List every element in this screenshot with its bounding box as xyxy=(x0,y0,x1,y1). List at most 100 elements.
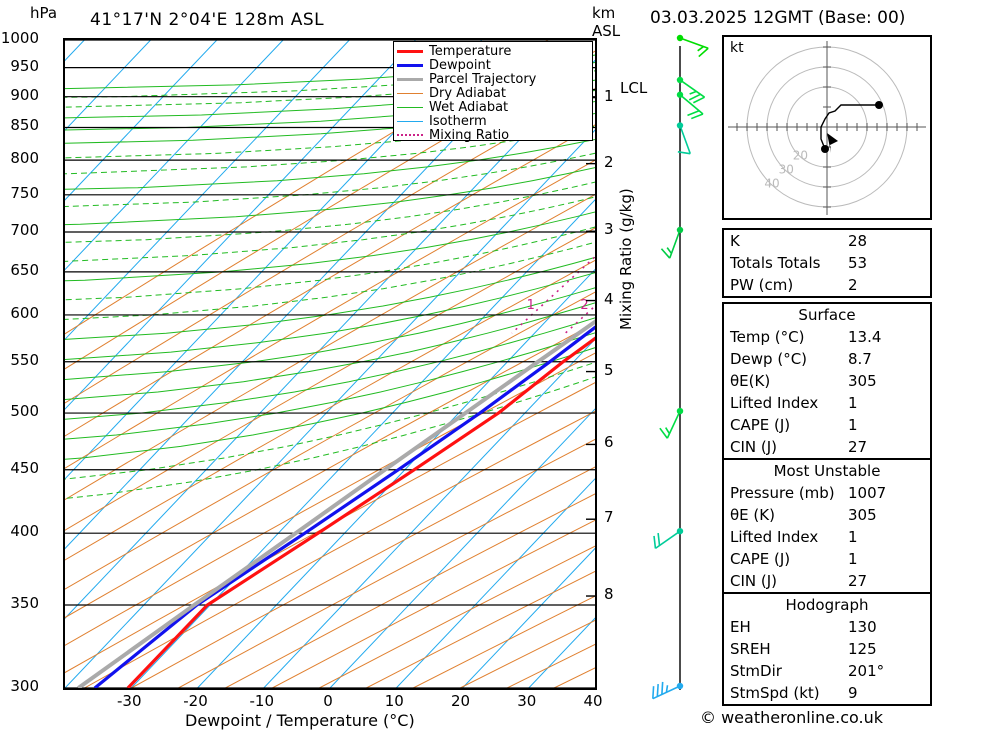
table-row-value: 130 xyxy=(848,618,877,636)
temperature-tick-label: 10 xyxy=(384,692,404,710)
table-row-key: Lifted Index xyxy=(730,394,819,412)
indices-table: K 28 Totals Totals 53 PW (cm) 2 xyxy=(722,228,932,298)
temperature-tick-label: -30 xyxy=(117,692,142,710)
table-row-value: 27 xyxy=(848,572,868,590)
table-row-key: Temp (°C) xyxy=(730,328,805,346)
legend-item: Parcel Trajectory xyxy=(397,72,589,86)
altitude-tick-label: 1 xyxy=(604,86,614,105)
table-row-key: PW (cm) xyxy=(730,276,794,294)
legend-item: Dewpoint xyxy=(397,58,589,72)
table-row: Lifted Index 1 xyxy=(724,392,930,414)
wind-barb xyxy=(676,122,692,155)
isotherm-line xyxy=(65,59,595,619)
wind-barb xyxy=(659,407,684,439)
table-row-value: 305 xyxy=(848,372,877,390)
table-row-value: 1007 xyxy=(848,484,887,502)
pressure-tick-label: 800 xyxy=(10,149,39,168)
table-row: Lifted Index 1 xyxy=(724,526,930,548)
altitude-axis-unit-label: km xyxy=(592,4,616,22)
isotherm-line xyxy=(462,547,595,688)
dry-adiabat-line xyxy=(65,352,595,646)
table-row: StmSpd (kt) 9 xyxy=(724,682,930,704)
legend-swatch xyxy=(397,77,423,81)
hodograph-plot[interactable]: kt 20 30 40 xyxy=(722,35,932,220)
legend-swatch xyxy=(397,106,423,108)
isotherm-line xyxy=(197,268,595,688)
wind-barb xyxy=(653,527,684,550)
surface-table: Surface Temp (°C) 13.4 Dewp (°C) 8.7 θE(K) 305… xyxy=(722,302,932,460)
table-row-value: 305 xyxy=(848,506,877,524)
legend-label: Parcel Trajectory xyxy=(429,71,537,87)
table-row-value: 201° xyxy=(848,662,885,680)
table-row-value: 8.7 xyxy=(848,350,872,368)
table-row-key: θE(K) xyxy=(730,372,771,390)
table-row-key: StmDir xyxy=(730,662,782,680)
dry-adiabat-line xyxy=(131,438,595,688)
table-row-key: θE (K) xyxy=(730,506,775,524)
legend-label: Dry Adiabat xyxy=(429,85,506,101)
table-row-value: 1 xyxy=(848,528,858,546)
isotherm-line xyxy=(65,40,284,271)
table-row: SREH 125 xyxy=(724,638,930,660)
legend: Temperature Dewpoint Parcel Trajectory Dry … xyxy=(393,41,593,142)
hodograph-endpoint xyxy=(875,101,883,109)
table-row: CAPE (J) 1 xyxy=(724,548,930,570)
table-row-value: 9 xyxy=(848,684,858,702)
sounding-panel: hPa 41°17'N 2°04'E 128m ASL km ASL 1 2 3 4 6… xyxy=(1,4,709,730)
table-row-value: 13.4 xyxy=(848,328,882,346)
most-unstable-table: Most Unstable Pressure (mb) 1007 θE (K) 305 L… xyxy=(722,458,932,594)
wind-barb xyxy=(676,34,709,58)
isotherm-line xyxy=(65,40,350,341)
isotherm-line xyxy=(395,478,595,688)
legend-swatch xyxy=(397,49,423,53)
altitude-tick-label: 4 xyxy=(604,289,614,308)
legend-item: Mixing Ratio xyxy=(397,128,589,142)
pressure-tick-label: 350 xyxy=(10,594,39,613)
table-row: θE(K) 305 xyxy=(724,370,930,392)
table-row-key: Pressure (mb) xyxy=(730,484,835,502)
pressure-tick-label: 850 xyxy=(10,116,39,135)
pressure-tick-label: 700 xyxy=(10,220,39,239)
legend-swatch xyxy=(397,92,423,94)
skewt-svg: 12346810152025 xyxy=(65,40,595,688)
pressure-tick-label: 750 xyxy=(10,183,39,202)
table-row-key: CAPE (J) xyxy=(730,416,791,434)
dry-adiabat-line xyxy=(225,493,595,688)
wind-barb xyxy=(676,91,704,120)
legend-swatch xyxy=(397,120,423,122)
wind-barb xyxy=(676,76,706,104)
temperature-tick-label: -10 xyxy=(249,692,275,710)
table-row: PW (cm) 2 xyxy=(724,274,930,296)
pressure-tick-label: 650 xyxy=(10,260,39,279)
table-row: CAPE (J) 1 xyxy=(724,414,930,436)
pressure-tick-label: 300 xyxy=(10,677,39,695)
mixing-ratio-axis-title: Mixing Ratio (g/kg) xyxy=(617,188,635,330)
hodograph-trace xyxy=(820,104,879,150)
legend-swatch xyxy=(397,134,423,136)
temperature-tick-label: 30 xyxy=(517,692,537,710)
hodograph-ring-label: 20 xyxy=(793,148,808,162)
legend-label: Mixing Ratio xyxy=(429,127,510,143)
legend-item: Wet Adiabat xyxy=(397,100,589,114)
altitude-tick-label: 3 xyxy=(604,220,614,239)
pressure-axis-unit-label: hPa xyxy=(30,4,58,22)
legend-label: Wet Adiabat xyxy=(429,99,509,115)
temperature-tick-label: -20 xyxy=(183,692,208,710)
mixing-ratio-label: 2 xyxy=(580,298,588,313)
forecast-datetime-title: 03.03.2025 12GMT (Base: 00) xyxy=(650,8,906,28)
hodograph-ring-label: 30 xyxy=(779,162,794,176)
table-row: θE (K) 305 xyxy=(724,504,930,526)
altitude-tick-label: 2 xyxy=(604,152,614,171)
isotherm-line xyxy=(65,40,85,62)
lcl-label: LCL xyxy=(620,78,648,97)
table-row-value: 27 xyxy=(848,438,868,456)
x-axis-title: Dewpoint / Temperature (°C) xyxy=(185,711,415,730)
table-row-value: 1 xyxy=(848,416,858,434)
dry-adiabat-line xyxy=(65,322,595,619)
table-header: Most Unstable xyxy=(773,462,881,480)
skewt-plot-area[interactable]: 12346810152025 xyxy=(63,38,597,690)
profile-dewpoint xyxy=(93,325,595,688)
wind-barb xyxy=(660,226,684,259)
hodograph-stats-table: Hodograph EH 130 SREH 125 StmDir 201° StmSpd (k… xyxy=(722,592,932,706)
table-row-value: 53 xyxy=(848,254,868,272)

○ ○ ○ ○

What the task asks: Reproduce the data above line for line without changing anything, and leave out the pictures.

Exercise solution:
List every element in this screenshot with its bounding box as xyxy=(x0,y0,x1,y1). List at most 100 elements.
table-row-value: 130 xyxy=(848,618,877,636)
temperature-tick-label: 10 xyxy=(384,692,404,710)
table-row-key: Lifted Index xyxy=(730,394,819,412)
indices-table: K 28 Totals Totals 53 PW (cm) 2 xyxy=(722,228,932,298)
temperature-tick-label: -30 xyxy=(117,692,142,710)
table-row-value: 27 xyxy=(848,572,868,590)
table-row-key: Temp (°C) xyxy=(730,328,805,346)
legend-item: Parcel Trajectory xyxy=(397,72,589,86)
altitude-tick-label: 1 xyxy=(604,86,614,105)
table-row-key: PW (cm) xyxy=(730,276,794,294)
legend-item: Dewpoint xyxy=(397,58,589,72)
table-row: Lifted Index 1 xyxy=(724,392,930,414)
wind-barb xyxy=(676,122,692,155)
isotherm-line xyxy=(65,59,595,619)
wind-barb xyxy=(659,407,684,439)
table-row-value: 305 xyxy=(848,372,877,390)
table-row-value: 1007 xyxy=(848,484,887,502)
pressure-tick-label: 800 xyxy=(10,149,39,168)
table-row: Lifted Index 1 xyxy=(724,526,930,548)
altitude-axis-unit-label: km xyxy=(592,4,616,22)
isotherm-line xyxy=(462,547,595,688)
dry-adiabat-line xyxy=(65,352,595,646)
table-row: StmSpd (kt) 9 xyxy=(724,682,930,704)
legend-swatch xyxy=(397,77,423,81)
hodograph-plot[interactable]: kt 20 30 40 xyxy=(722,35,932,220)
legend-swatch xyxy=(397,106,423,108)
isotherm-line xyxy=(197,268,595,688)
wind-barb xyxy=(653,527,684,550)
surface-table: Surface Temp (°C) 13.4 Dewp (°C) 8.7 θE(K) 305… xyxy=(722,302,932,460)
table-row-value: 305 xyxy=(848,506,877,524)
legend-label: Parcel Trajectory xyxy=(429,71,537,87)
table-row-value: 201° xyxy=(848,662,885,680)
table-row-value: 8.7 xyxy=(848,350,872,368)
table-row-key: θE(K) xyxy=(730,372,771,390)
table-row-key: StmDir xyxy=(730,662,782,680)
dry-adiabat-line xyxy=(131,438,595,688)
table-row-key: θE (K) xyxy=(730,506,775,524)
legend-label: Dry Adiabat xyxy=(429,85,506,101)
table-row-value: 1 xyxy=(848,528,858,546)
isotherm-line xyxy=(65,40,284,271)
table-row: SREH 125 xyxy=(724,638,930,660)
legend: Temperature Dewpoint Parcel Trajectory Dry … xyxy=(393,41,593,142)
hodograph-endpoint xyxy=(875,101,883,109)
table-row: CAPE (J) 1 xyxy=(724,548,930,570)
table-row-value: 9 xyxy=(848,684,858,702)
sounding-panel: hPa 41°17'N 2°04'E 128m ASL km ASL 1 2 3 4 6… xyxy=(1,4,709,730)
table-row-value: 13.4 xyxy=(848,328,882,346)
most-unstable-table: Most Unstable Pressure (mb) 1007 θE (K) 305 L… xyxy=(722,458,932,594)
wind-barb xyxy=(676,34,709,58)
isotherm-line xyxy=(65,40,350,341)
isotherm-line xyxy=(395,478,595,688)
legend-swatch xyxy=(397,49,423,53)
altitude-tick-label: 4 xyxy=(604,289,614,308)
legend-item: Mixing Ratio xyxy=(397,128,589,142)
pressure-tick-label: 350 xyxy=(10,594,39,613)
table-row: θE(K) 305 xyxy=(724,370,930,392)
table-row-key: Pressure (mb) xyxy=(730,484,835,502)
pressure-tick-label: 850 xyxy=(10,116,39,135)
pressure-tick-label: 700 xyxy=(10,220,39,239)
legend-swatch xyxy=(397,92,423,94)
skewt-svg: 12346810152025 xyxy=(65,40,595,688)
pressure-tick-label: 750 xyxy=(10,183,39,202)
table-row-key: CAPE (J) xyxy=(730,416,791,434)
dry-adiabat-line xyxy=(225,493,595,688)
wind-barb xyxy=(676,91,704,120)
legend-swatch xyxy=(397,120,423,122)
wind-barb xyxy=(676,76,706,104)
temperature-tick-label: -10 xyxy=(249,692,275,710)
table-row: PW (cm) 2 xyxy=(724,274,930,296)
pressure-tick-label: 650 xyxy=(10,260,39,279)
table-row: CAPE (J) 1 xyxy=(724,414,930,436)
pressure-tick-label: 300 xyxy=(10,677,39,695)
mixing-ratio-axis-title: Mixing Ratio (g/kg) xyxy=(617,188,635,330)
hodograph-trace xyxy=(820,104,879,150)
legend-swatch xyxy=(397,134,423,136)
temperature-tick-label: 30 xyxy=(517,692,537,710)
hodograph-ring-label: 20 xyxy=(793,148,808,162)
legend-label: Mixing Ratio xyxy=(429,127,510,143)
legend-item: Wet Adiabat xyxy=(397,100,589,114)
altitude-tick-label: 3 xyxy=(604,220,614,239)
pressure-axis-unit-label: hPa xyxy=(30,4,58,22)
legend-label: Wet Adiabat xyxy=(429,99,509,115)
temperature-tick-label: -20 xyxy=(183,692,208,710)
mixing-ratio-label: 2 xyxy=(580,298,588,313)
forecast-datetime-title: 03.03.2025 12GMT (Base: 00) xyxy=(650,8,906,28)
hodograph-ring-label: 30 xyxy=(779,162,794,176)
table-row: θE (K) 305 xyxy=(724,504,930,526)
altitude-tick-label: 2 xyxy=(604,152,614,171)
isotherm-line xyxy=(65,40,85,62)
lcl-label: LCL xyxy=(620,78,648,97)
table-row-value: 27 xyxy=(848,438,868,456)
x-axis-title: Dewpoint / Temperature (°C) xyxy=(185,711,415,730)
table-row-value: 1 xyxy=(848,416,858,434)
dry-adiabat-line xyxy=(65,322,595,619)
table-header: Most Unstable xyxy=(773,462,881,480)
skewt-plot-area[interactable]: 12346810152025 xyxy=(63,38,597,690)
profile-dewpoint xyxy=(93,325,595,688)
wind-barb xyxy=(660,226,684,259)
hodograph-stats-table: Hodograph EH 130 SREH 125 StmDir 201° StmSpd (k… xyxy=(722,592,932,706)
table-row-value: 53 xyxy=(848,254,868,272)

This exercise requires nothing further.